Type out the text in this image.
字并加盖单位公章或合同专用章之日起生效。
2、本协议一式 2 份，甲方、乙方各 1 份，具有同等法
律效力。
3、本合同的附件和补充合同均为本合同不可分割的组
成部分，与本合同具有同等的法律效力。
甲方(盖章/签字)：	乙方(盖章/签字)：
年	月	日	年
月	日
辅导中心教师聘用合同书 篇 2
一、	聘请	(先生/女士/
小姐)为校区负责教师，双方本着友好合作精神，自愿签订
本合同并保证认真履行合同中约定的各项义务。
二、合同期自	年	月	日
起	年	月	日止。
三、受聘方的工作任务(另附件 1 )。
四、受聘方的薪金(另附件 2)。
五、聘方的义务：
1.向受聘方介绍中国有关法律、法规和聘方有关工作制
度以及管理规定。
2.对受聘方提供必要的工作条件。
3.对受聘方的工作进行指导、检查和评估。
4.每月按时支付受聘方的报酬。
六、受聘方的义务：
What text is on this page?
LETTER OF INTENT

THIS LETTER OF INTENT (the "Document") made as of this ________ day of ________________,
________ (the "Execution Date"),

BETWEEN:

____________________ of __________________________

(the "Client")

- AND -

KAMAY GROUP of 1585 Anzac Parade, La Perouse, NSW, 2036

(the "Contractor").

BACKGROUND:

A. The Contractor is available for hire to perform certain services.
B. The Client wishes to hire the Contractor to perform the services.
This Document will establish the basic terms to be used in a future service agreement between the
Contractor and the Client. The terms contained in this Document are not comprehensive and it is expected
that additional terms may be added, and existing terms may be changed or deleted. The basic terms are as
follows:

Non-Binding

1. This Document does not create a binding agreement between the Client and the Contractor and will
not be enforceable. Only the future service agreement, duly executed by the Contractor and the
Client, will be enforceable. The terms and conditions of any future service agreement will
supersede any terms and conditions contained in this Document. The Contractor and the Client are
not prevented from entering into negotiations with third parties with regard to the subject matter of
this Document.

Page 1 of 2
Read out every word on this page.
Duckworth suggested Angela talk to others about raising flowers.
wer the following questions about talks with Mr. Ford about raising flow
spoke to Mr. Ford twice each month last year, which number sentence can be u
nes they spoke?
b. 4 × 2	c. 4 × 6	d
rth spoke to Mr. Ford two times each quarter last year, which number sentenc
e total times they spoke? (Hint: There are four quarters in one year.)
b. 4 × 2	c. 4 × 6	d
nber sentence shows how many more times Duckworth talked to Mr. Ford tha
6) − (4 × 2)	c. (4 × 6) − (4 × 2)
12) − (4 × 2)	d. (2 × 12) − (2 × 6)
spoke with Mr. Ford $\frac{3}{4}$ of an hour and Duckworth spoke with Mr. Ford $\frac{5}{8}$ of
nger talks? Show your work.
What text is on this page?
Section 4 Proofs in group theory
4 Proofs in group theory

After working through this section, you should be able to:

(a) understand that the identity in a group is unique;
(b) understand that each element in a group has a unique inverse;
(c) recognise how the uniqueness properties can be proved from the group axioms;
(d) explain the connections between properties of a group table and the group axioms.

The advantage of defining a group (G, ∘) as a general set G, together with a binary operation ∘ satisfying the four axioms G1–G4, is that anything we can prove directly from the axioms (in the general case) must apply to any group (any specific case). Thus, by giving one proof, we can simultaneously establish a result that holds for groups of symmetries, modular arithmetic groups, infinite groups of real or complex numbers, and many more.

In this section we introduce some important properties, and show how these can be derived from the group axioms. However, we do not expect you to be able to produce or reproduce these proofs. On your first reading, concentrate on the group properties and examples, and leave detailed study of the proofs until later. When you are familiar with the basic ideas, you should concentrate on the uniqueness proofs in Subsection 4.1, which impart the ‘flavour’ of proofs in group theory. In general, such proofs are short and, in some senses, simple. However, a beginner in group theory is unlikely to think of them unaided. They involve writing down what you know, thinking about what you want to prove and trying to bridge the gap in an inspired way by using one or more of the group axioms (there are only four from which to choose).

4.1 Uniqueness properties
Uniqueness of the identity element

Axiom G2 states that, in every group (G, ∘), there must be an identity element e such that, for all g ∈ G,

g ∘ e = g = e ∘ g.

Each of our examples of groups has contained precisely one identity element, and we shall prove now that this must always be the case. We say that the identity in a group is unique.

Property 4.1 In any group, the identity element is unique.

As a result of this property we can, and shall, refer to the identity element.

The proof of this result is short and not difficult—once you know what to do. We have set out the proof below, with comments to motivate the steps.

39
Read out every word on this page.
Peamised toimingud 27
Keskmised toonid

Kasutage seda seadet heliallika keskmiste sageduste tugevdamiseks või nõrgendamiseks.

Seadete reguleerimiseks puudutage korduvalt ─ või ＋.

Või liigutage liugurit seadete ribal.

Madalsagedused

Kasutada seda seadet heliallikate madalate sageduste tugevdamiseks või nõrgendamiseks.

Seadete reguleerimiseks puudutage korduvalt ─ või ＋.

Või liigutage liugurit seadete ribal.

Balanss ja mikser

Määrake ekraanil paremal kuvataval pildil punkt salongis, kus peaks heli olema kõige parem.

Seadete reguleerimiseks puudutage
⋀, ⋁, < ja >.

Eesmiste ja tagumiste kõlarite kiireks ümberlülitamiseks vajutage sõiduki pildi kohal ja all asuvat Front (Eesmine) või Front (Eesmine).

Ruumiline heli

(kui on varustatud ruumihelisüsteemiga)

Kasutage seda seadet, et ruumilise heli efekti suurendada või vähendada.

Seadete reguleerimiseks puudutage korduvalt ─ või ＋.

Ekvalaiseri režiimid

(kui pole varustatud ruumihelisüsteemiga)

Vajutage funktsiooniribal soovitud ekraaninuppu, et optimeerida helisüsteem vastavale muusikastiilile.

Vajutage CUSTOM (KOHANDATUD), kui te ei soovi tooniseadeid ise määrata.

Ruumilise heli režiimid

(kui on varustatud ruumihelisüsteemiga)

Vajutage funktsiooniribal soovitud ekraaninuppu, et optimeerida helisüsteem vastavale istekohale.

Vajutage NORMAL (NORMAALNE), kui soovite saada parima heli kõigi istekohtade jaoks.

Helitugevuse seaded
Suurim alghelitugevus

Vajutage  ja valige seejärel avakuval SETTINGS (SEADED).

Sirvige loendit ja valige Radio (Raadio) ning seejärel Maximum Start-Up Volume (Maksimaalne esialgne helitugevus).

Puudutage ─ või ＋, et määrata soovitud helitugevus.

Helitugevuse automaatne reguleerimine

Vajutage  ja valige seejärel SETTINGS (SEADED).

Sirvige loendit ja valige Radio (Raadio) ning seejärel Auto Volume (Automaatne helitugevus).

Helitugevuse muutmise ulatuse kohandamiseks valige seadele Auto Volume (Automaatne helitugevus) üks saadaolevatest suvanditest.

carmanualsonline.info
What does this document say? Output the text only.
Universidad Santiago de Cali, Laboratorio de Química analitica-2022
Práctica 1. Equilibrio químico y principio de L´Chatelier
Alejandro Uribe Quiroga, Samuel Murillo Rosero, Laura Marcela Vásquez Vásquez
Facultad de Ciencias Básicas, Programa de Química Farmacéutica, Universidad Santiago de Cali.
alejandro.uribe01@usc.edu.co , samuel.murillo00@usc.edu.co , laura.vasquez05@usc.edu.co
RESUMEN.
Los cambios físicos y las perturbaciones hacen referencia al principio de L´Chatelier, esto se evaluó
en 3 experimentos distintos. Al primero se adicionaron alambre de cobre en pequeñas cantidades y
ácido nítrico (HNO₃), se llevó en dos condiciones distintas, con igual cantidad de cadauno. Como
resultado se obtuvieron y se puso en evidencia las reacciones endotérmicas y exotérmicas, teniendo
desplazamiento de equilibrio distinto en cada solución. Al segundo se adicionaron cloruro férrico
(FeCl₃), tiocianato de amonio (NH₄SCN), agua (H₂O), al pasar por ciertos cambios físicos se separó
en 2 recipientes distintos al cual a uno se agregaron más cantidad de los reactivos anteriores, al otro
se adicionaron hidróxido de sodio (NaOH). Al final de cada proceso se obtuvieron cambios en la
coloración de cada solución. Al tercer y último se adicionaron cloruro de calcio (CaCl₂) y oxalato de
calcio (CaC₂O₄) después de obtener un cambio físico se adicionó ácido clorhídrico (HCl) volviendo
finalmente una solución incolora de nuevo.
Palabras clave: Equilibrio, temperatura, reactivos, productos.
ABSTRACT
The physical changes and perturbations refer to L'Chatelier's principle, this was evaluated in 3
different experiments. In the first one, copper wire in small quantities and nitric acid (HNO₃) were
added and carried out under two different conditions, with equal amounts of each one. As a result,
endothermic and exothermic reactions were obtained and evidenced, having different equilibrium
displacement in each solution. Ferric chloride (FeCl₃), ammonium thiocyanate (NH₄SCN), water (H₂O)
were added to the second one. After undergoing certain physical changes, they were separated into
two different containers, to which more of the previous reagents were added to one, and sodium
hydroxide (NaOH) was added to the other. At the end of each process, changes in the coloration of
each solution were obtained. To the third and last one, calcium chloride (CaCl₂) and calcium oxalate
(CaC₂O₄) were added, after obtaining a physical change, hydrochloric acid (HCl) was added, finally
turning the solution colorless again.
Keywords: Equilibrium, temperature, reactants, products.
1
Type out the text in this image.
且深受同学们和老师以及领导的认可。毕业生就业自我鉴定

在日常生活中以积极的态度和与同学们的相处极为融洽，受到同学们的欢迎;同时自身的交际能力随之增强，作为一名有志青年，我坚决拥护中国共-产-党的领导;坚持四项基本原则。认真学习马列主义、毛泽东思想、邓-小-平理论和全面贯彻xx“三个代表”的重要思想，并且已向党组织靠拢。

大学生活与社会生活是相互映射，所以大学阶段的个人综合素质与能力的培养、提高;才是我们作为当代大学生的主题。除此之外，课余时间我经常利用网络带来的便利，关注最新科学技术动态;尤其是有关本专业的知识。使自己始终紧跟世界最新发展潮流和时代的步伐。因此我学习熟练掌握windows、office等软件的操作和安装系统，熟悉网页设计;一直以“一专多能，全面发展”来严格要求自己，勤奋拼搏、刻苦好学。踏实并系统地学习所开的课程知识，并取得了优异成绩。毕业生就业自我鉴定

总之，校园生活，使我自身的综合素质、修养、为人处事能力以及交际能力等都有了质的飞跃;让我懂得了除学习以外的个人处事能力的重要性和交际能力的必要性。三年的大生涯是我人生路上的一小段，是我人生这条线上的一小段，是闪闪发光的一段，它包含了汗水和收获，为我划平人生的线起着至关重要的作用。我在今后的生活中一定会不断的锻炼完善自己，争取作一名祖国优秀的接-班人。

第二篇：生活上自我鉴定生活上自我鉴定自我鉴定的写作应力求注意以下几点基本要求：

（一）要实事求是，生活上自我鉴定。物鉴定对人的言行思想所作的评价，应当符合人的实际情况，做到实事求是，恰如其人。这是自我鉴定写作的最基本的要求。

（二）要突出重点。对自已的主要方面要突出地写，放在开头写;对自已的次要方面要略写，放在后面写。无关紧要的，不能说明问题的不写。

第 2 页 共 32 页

* * *

◆ Direction
Which lines hold the word "Raadio"? Copy every one of them.

◆ Response to the exercise
Sirvige loendit ja valige Radio (Raadio) ning seejärel Maximum Start-Up Volume (Maksimaalne esialgne helitugevus).
Sirvige loendit ja valige Radio (Raadio) ning seejärel Auto Volume (Automaatne helitugevus).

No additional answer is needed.